Stored data entries:
++++++

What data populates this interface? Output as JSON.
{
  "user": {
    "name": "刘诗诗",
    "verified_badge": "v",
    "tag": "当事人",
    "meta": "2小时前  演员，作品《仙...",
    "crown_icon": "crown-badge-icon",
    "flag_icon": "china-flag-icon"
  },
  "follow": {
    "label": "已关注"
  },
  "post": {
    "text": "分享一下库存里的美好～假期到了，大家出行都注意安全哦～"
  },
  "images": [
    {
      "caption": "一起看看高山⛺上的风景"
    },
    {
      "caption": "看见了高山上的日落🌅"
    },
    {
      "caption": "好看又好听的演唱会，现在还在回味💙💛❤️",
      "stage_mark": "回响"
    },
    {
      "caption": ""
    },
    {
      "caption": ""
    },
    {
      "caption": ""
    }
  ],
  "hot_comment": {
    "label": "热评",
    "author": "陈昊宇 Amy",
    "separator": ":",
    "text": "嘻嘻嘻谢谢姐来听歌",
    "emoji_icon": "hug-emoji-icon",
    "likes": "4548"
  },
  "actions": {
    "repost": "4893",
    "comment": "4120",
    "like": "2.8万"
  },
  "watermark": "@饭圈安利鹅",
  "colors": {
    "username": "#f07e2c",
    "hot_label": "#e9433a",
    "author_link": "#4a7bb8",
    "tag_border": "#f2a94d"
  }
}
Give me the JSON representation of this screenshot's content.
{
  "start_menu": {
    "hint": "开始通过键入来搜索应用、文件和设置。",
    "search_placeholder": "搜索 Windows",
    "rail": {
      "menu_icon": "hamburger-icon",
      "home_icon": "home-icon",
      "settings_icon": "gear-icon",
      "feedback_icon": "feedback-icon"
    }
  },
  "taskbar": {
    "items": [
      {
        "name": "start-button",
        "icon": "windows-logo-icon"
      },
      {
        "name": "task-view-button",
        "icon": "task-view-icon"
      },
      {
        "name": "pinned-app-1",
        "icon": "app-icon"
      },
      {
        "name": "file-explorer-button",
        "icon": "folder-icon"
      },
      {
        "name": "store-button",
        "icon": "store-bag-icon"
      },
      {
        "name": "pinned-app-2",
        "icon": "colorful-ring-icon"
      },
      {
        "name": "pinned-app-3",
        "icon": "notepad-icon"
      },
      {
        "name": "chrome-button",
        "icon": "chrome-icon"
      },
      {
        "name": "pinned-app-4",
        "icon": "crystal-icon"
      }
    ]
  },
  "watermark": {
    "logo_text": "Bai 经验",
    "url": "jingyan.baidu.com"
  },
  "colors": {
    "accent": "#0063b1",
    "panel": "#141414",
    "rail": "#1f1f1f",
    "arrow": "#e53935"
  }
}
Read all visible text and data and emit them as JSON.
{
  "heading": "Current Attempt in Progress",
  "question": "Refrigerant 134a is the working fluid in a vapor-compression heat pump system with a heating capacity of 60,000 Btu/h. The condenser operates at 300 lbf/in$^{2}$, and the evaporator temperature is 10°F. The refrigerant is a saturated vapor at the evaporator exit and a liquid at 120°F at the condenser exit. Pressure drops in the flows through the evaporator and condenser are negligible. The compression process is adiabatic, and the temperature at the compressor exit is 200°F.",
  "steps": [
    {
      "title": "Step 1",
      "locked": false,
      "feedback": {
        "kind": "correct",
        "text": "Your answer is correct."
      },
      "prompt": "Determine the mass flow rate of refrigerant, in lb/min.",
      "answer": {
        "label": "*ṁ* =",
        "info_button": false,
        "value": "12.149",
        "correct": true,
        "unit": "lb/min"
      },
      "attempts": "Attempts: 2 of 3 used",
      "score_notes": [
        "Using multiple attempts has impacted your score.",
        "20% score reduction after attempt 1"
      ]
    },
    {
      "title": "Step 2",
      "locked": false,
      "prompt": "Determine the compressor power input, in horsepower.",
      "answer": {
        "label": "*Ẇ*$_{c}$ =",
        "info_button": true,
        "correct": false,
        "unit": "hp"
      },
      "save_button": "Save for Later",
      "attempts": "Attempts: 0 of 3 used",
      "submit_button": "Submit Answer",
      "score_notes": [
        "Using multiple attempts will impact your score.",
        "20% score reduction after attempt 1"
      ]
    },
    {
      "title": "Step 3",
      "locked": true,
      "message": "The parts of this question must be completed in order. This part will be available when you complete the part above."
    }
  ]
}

++++++

■ **Stated goal**: Each record above should be returned exactly as it appears.

■ **Answer to this problem**:
What data populates this interface? Output as JSON.
{
  "user": {
    "name": "刘诗诗",
    "verified_badge": "v",
    "tag": "当事人",
    "meta": "2小时前  演员，作品《仙...",
    "crown_icon": "crown-badge-icon",
    "flag_icon": "china-flag-icon"
  },
  "follow": {
    "label": "已关注"
  },
  "post": {
    "text": "分享一下库存里的美好～假期到了，大家出行都注意安全哦～"
  },
  "images": [
    {
      "caption": "一起看看高山⛺上的风景"
    },
    {
      "caption": "看见了高山上的日落🌅"
    },
    {
      "caption": "好看又好听的演唱会，现在还在回味💙💛❤️",
      "stage_mark": "回响"
    },
    {
      "caption": ""
    },
    {
      "caption": ""
    },
    {
      "caption": ""
    }
  ],
  "hot_comment": {
    "label": "热评",
    "author": "陈昊宇 Amy",
    "separator": ":",
    "text": "嘻嘻嘻谢谢姐来听歌",
    "emoji_icon": "hug-emoji-icon",
    "likes": "4548"
  },
  "actions": {
    "repost": "4893",
    "comment": "4120",
    "like": "2.8万"
  },
  "watermark": "@饭圈安利鹅",
  "colors": {
    "username": "#f07e2c",
    "hot_label": "#e9433a",
    "author_link": "#4a7bb8",
    "tag_border": "#f2a94d"
  }
}
Give me the JSON representation of this screenshot's content.
{
  "start_menu": {
    "hint": "开始通过键入来搜索应用、文件和设置。",
    "search_placeholder": "搜索 Windows",
    "rail": {
      "menu_icon": "hamburger-icon",
      "home_icon": "home-icon",
      "settings_icon": "gear-icon",
      "feedback_icon": "feedback-icon"
    }
  },
  "taskbar": {
    "items": [
      {
        "name": "start-button",
        "icon": "windows-logo-icon"
      },
      {
        "name": "task-view-button",
        "icon": "task-view-icon"
      },
      {
        "name": "pinned-app-1",
        "icon": "app-icon"
      },
      {
        "name": "file-explorer-button",
        "icon": "folder-icon"
      },
      {
        "name": "store-button",
        "icon": "store-bag-icon"
      },
      {
        "name": "pinned-app-2",
        "icon": "colorful-ring-icon"
      },
      {
        "name": "pinned-app-3",
        "icon": "notepad-icon"
      },
      {
        "name": "chrome-button",
        "icon": "chrome-icon"
      },
      {
        "name": "pinned-app-4",
        "icon": "crystal-icon"
      }
    ]
  },
  "watermark": {
    "logo_text": "Bai 经验",
    "url": "jingyan.baidu.com"
  },
  "colors": {
    "accent": "#0063b1",
    "panel": "#141414",
    "rail": "#1f1f1f",
    "arrow": "#e53935"
  }
}
Read all visible text and data and emit them as JSON.
{
  "heading": "Current Attempt in Progress",
  "question": "Refrigerant 134a is the working fluid in a vapor-compression heat pump system with a heating capacity of 60,000 Btu/h. The condenser operates at 300 lbf/in$^{2}$, and the evaporator temperature is 10°F. The refrigerant is a saturated vapor at the evaporator exit and a liquid at 120°F at the condenser exit. Pressure drops in the flows through the evaporator and condenser are negligible. The compression process is adiabatic, and the temperature at the compressor exit is 200°F.",
  "steps": [
    {
      "title": "Step 1",
      "locked": false,
      "feedback": {
        "kind": "correct",
        "text": "Your answer is correct."
      },
      "prompt": "Determine the mass flow rate of refrigerant, in lb/min.",
      "answer": {
        "label": "*ṁ* =",
        "info_button": false,
        "value": "12.149",
        "correct": true,
        "unit": "lb/min"
      },
      "attempts": "Attempts: 2 of 3 used",
      "score_notes": [
        "Using multiple attempts has impacted your score.",
        "20% score reduction after attempt 1"
      ]
    },
    {
      "title": "Step 2",
      "locked": false,
      "prompt": "Determine the compressor power input, in horsepower.",
      "answer": {
        "label": "*Ẇ*$_{c}$ =",
        "info_button": true,
        "correct": false,
        "unit": "hp"
      },
      "save_button": "Save for Later",
      "attempts": "Attempts: 0 of 3 used",
      "submit_button": "Submit Answer",
      "score_notes": [
        "Using multiple attempts will impact your score.",
        "20% score reduction after attempt 1"
      ]
    },
    {
      "title": "Step 3",
      "locked": true,
      "message": "The parts of this question must be completed in order. This part will be available when you complete the part above."
    }
  ]
}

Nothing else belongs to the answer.